- [How to complete this task]:
Please repeat everything from "Latino students don’t" down to "pull that off." in the article below on racial disparities in student lending.

- [Excerpted text]:
Coalition Pushes Education Department to Start Tracking Racial Disparities in Student Lending

college-students-1A coalition of public-interest groups is urging the U.S. Department of Education to begin monitoring stark racial disparities when it comes to student lending.

In a letter written to Education Secretary John B. King Jr., the National Consumer Law Center, along with 40 other civil rights, legal-aid and public-interest groups, requested that the government begin collecting data “to ensure that the federal student loan program is a tool that helps students of color, rather than holding them back.”

Millions of Americans apply for student loans each year, but it’s African-Americans and Latinos who take on most of the education debt.

“For nearly a decade, the Department of Education has known that student debt impacts borrowers of color differently than white borrowers,” the letter reads. “Yet in that decade, the Department has failed to take sufficient steps to ameliorate the disproportionately negative impact on borrowers of color, or to even conduct further research to discover the causes or the extent of disparities.”

The Washington Post reports that education officials don’t collect data on the race or ethnicity of borrowers. However, information concerning racial disparities in student lending and which groups in particular struggle with student loans is documented every few years through surveys by the Federal Reserve or the U.S. Census Bureau.

Of the 43 million Americans who take out a combined total of $1.3 trillion in student loans, African-Americans at all income levels are more likely to shoulder student loan debt. According to the Washington Post, Black Americans also have the least amount of resources to weather the risks that come with borrowing money.

Latino students don’t fare much better, which is why both racial groups are disproportionately falling behind on their student loan payments, a study by the Washington Center of Equitable Growth reports. The goal is to ultimately reduce the rate of defaults and delinquencies on loans for students of color. But advocacy groups admit it might take extra time and targeted outreach efforts to pull that off.

- [Input data]:
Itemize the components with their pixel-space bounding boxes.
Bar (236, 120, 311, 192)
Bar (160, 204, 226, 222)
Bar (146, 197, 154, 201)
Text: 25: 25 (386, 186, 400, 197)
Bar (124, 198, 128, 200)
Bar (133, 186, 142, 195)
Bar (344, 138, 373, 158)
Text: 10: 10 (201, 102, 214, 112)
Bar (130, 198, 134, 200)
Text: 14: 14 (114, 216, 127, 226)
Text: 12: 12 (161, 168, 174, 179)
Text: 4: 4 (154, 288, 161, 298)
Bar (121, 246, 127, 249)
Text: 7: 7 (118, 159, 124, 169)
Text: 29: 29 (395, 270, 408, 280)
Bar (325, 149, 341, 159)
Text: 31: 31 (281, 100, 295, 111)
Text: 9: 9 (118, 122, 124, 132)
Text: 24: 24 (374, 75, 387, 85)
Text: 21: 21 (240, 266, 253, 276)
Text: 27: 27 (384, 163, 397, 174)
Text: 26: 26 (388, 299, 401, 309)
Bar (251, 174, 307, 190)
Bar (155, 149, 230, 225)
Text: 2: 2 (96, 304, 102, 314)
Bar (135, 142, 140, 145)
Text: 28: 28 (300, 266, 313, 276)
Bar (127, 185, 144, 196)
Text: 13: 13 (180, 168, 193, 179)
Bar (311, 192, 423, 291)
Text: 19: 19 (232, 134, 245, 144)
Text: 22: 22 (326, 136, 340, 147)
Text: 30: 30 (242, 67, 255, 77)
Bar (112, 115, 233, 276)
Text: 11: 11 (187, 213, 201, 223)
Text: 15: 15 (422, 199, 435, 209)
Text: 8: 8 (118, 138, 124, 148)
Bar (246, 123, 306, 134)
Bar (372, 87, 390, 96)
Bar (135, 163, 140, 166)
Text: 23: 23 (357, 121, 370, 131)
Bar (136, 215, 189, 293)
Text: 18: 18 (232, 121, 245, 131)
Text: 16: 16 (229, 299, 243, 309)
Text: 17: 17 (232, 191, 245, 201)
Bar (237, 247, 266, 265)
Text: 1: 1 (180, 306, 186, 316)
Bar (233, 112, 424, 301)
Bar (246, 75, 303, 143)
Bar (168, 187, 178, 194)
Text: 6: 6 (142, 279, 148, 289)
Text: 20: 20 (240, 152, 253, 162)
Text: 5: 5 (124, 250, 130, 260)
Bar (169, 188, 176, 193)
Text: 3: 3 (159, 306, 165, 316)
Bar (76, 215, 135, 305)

- [Written solution]:
Latino students don’t fare much better, which is why both racial groups are disproportionately falling behind on their student loan payments, a study by the Washington Center of Equitable Growth reports. The goal is to ultimately reduce the rate of defaults and delinquencies on loans for students of color. But advocacy groups admit it might take extra time and targeted outreach efforts to pull that off.